Task statement: Search the data for the string "Heyeti" and gather each line it is in.
-- START Record list --
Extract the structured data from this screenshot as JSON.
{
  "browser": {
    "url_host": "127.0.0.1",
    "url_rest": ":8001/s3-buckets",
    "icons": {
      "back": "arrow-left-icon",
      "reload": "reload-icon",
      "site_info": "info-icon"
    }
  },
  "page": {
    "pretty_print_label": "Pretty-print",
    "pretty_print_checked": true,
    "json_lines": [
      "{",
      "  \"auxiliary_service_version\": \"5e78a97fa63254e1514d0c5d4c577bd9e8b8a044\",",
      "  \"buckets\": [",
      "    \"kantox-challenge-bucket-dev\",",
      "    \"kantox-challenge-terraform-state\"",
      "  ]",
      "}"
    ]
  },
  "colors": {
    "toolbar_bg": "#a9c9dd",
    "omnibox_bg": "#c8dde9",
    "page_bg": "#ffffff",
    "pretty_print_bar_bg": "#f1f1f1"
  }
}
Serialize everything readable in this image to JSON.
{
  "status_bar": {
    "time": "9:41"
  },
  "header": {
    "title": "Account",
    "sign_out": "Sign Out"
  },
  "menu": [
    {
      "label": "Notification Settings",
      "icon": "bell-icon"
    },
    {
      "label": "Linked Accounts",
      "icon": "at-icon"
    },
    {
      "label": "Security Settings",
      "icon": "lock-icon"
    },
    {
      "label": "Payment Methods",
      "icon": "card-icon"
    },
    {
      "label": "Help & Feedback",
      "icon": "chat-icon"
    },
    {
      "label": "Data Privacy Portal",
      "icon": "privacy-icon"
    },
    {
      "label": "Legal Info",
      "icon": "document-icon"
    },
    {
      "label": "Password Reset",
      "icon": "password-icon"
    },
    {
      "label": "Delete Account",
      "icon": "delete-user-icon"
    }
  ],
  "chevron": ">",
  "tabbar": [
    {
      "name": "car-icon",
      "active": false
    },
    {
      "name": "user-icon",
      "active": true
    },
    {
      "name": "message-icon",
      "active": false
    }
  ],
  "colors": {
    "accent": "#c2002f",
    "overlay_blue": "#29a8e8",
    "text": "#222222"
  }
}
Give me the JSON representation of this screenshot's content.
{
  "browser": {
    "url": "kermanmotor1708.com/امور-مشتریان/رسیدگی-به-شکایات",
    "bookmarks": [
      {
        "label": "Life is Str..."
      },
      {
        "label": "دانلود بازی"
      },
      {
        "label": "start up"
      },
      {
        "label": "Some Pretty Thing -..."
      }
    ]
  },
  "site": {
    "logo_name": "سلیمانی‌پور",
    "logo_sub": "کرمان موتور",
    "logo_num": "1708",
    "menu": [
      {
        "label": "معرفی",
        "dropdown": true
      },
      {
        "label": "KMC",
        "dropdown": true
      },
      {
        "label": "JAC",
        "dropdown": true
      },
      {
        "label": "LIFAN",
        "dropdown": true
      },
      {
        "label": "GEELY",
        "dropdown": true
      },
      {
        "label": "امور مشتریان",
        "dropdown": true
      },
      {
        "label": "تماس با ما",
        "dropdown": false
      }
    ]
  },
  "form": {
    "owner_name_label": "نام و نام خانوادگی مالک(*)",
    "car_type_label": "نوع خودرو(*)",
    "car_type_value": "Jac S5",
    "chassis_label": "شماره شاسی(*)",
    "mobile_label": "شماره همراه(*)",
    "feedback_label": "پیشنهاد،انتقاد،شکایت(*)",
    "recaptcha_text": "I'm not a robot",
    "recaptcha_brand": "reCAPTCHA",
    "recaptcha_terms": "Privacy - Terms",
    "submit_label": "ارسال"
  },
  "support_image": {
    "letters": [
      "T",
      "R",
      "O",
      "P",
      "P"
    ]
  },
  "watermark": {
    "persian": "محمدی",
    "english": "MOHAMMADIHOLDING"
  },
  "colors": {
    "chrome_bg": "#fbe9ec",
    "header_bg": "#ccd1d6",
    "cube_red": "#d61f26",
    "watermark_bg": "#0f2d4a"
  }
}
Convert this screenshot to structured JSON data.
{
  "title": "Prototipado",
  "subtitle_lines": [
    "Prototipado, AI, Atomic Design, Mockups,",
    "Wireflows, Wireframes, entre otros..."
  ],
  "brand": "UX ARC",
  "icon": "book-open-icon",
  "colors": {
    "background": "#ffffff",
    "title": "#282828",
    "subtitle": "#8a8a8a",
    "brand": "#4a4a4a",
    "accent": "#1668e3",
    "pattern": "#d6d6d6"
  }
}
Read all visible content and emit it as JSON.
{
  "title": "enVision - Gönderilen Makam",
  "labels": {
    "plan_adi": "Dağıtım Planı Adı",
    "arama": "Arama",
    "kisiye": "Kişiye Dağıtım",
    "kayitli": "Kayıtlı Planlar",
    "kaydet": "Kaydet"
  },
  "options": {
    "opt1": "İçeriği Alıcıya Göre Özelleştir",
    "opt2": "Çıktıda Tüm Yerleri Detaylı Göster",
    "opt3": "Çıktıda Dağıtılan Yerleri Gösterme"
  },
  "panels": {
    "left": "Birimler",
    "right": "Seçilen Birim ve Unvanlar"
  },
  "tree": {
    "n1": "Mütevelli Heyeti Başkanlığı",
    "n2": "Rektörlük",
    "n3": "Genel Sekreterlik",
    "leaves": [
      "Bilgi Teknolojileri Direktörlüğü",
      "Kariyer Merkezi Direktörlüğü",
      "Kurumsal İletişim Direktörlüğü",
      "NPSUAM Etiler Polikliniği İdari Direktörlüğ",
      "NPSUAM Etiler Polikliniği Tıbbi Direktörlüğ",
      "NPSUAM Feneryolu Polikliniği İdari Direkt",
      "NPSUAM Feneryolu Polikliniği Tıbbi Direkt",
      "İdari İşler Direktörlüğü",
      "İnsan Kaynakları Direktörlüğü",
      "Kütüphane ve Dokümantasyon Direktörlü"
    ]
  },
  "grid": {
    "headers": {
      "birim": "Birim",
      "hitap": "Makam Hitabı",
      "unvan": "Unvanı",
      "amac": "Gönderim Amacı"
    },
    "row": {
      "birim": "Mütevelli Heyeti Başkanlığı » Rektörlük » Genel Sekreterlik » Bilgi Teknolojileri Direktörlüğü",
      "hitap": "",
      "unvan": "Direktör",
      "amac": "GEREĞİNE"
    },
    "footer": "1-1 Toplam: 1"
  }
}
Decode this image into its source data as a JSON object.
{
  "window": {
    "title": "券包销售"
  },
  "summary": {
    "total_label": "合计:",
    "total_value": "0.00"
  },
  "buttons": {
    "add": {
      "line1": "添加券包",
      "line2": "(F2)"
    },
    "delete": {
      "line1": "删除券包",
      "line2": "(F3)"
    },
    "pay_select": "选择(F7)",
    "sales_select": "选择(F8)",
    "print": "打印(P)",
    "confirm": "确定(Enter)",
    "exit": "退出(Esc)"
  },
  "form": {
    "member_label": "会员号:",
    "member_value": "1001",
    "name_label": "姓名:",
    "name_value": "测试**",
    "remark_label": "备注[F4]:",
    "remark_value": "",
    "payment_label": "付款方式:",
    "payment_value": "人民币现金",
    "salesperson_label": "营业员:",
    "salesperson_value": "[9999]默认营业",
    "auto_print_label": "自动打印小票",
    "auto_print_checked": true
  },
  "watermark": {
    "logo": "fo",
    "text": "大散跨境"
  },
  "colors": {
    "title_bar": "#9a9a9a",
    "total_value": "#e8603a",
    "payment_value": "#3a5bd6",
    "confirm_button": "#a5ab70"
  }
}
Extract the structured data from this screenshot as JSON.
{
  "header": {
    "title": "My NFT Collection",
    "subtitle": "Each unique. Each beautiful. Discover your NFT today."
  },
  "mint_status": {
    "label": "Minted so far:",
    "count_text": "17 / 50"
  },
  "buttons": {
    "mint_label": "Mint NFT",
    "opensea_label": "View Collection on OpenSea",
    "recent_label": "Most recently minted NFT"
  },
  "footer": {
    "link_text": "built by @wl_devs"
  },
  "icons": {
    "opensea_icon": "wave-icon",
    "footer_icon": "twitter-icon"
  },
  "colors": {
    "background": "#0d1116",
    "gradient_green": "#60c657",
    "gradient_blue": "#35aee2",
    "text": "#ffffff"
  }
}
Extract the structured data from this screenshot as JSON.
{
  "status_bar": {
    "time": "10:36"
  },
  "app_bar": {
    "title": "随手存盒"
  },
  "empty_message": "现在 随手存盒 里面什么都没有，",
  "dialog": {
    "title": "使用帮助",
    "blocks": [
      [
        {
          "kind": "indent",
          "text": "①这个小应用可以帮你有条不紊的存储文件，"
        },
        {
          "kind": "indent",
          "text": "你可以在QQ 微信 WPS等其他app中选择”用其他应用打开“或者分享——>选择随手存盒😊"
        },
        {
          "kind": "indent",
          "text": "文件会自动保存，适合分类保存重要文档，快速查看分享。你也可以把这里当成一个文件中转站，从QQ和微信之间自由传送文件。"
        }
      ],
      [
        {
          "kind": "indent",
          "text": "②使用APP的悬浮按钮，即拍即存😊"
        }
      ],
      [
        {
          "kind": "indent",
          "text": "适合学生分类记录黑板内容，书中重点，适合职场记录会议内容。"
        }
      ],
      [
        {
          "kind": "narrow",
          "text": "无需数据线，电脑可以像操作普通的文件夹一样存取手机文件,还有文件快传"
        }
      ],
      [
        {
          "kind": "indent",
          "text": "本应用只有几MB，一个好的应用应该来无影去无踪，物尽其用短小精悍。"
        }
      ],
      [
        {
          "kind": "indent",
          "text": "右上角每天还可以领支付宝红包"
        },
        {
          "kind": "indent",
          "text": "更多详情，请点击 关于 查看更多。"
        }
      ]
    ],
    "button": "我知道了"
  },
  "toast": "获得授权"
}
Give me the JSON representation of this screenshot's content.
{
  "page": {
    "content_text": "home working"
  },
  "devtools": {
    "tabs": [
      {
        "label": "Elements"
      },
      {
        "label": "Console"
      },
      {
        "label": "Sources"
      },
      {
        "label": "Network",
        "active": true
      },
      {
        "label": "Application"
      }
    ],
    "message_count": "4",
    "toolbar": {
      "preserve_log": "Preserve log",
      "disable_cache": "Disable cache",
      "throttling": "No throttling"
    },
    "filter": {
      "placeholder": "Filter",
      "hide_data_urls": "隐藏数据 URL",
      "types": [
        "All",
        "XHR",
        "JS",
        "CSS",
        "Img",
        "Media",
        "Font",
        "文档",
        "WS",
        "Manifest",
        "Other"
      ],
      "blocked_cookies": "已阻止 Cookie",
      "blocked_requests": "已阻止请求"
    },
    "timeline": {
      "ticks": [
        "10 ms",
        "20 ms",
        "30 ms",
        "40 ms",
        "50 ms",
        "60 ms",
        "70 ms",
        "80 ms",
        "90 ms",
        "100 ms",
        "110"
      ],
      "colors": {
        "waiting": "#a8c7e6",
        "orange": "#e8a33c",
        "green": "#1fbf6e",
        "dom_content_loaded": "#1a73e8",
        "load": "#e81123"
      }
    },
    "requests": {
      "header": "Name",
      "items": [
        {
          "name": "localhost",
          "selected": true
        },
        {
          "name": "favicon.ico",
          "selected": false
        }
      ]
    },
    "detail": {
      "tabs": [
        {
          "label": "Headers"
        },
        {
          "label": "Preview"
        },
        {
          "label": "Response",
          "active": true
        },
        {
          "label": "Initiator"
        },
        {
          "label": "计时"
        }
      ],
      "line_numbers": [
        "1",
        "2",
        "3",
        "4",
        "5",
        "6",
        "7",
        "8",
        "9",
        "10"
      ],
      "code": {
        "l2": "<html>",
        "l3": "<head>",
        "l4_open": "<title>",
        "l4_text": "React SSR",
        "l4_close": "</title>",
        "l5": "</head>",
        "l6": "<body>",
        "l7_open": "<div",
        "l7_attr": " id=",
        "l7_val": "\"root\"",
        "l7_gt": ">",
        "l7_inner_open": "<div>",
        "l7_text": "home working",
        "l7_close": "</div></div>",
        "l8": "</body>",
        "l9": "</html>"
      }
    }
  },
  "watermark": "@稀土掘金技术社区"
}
-- END Record list --
Response:
    "n1": "Mütevelli Heyeti Başkanlığı",
      "birim": "Mütevelli Heyeti Başkanlığı » Rektörlük » Genel Sekreterlik » Bilgi Teknolojileri Direktörlüğü",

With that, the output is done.